* What you have to do: Report every line below that holds the word "Zyklustag".

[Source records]
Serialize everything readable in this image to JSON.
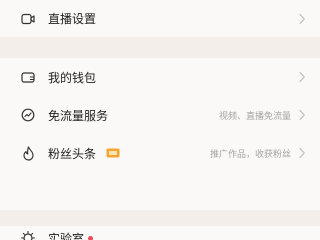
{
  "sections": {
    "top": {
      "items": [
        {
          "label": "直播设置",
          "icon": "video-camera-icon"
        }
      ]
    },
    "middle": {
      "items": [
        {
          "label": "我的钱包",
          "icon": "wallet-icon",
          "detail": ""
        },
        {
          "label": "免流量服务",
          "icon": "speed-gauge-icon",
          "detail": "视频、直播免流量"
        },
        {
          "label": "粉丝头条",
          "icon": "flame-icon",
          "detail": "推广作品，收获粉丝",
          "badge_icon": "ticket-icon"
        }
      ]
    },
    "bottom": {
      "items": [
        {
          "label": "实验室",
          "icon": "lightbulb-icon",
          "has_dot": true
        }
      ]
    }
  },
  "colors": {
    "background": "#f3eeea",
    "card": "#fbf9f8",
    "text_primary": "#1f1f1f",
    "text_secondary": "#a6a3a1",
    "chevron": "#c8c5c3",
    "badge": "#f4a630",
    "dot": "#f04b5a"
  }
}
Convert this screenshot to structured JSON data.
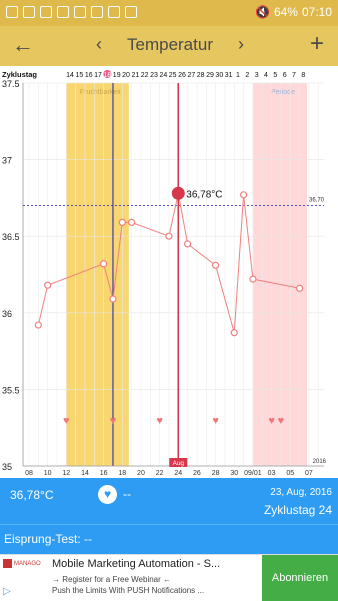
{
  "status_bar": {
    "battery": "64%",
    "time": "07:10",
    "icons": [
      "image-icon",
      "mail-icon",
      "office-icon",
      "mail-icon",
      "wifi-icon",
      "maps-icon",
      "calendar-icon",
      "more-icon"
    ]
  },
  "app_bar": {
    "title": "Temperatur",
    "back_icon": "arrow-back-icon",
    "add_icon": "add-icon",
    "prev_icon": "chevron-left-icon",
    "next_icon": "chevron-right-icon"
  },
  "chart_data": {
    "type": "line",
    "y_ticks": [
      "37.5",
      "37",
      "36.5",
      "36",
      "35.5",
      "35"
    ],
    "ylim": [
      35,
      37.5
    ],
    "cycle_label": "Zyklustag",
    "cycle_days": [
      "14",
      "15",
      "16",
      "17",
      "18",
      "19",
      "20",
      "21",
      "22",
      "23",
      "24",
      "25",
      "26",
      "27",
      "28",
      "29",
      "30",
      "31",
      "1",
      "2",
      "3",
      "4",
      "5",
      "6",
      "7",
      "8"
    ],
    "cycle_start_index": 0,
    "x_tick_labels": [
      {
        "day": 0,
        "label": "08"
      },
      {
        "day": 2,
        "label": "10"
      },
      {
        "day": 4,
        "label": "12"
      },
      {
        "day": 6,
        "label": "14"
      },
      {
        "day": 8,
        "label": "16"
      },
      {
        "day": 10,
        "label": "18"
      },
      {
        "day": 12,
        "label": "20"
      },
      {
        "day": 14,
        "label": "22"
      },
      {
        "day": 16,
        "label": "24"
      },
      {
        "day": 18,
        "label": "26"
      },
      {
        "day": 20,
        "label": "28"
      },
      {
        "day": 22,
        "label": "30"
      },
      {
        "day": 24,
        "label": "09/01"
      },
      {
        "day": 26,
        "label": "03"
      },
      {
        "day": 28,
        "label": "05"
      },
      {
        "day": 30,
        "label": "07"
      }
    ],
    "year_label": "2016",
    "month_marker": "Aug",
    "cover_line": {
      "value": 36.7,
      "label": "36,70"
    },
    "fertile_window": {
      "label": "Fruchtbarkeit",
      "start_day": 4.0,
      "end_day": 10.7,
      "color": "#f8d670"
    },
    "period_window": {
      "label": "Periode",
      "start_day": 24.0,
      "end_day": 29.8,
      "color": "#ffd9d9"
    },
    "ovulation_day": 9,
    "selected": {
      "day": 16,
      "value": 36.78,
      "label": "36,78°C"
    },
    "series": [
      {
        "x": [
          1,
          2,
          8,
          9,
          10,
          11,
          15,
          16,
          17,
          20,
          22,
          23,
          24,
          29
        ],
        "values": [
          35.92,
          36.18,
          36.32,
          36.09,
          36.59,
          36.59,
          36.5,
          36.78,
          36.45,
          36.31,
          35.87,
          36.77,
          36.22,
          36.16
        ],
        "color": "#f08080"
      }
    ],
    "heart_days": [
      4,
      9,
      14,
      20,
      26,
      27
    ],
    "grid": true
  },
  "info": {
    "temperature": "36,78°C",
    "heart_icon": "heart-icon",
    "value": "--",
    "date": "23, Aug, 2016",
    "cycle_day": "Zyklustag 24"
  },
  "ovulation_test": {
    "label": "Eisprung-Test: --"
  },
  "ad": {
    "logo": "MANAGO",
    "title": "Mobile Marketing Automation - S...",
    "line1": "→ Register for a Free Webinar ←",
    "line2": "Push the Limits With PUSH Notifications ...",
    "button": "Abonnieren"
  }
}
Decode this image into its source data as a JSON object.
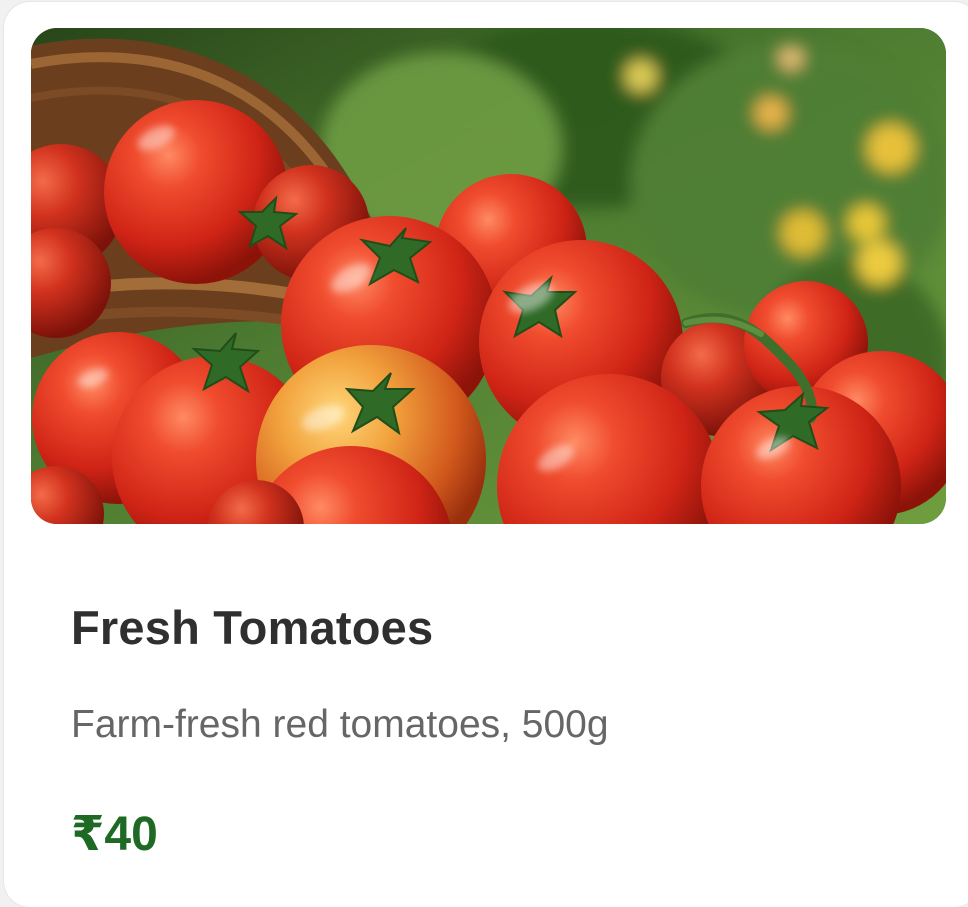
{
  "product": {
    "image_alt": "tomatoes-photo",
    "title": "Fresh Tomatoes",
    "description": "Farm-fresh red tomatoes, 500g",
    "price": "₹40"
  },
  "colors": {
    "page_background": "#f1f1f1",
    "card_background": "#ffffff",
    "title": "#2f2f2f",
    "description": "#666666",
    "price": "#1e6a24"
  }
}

* Solution below:
    "cycle_label": "Zyklustag",
    "cycle_day": "Zyklustag 24"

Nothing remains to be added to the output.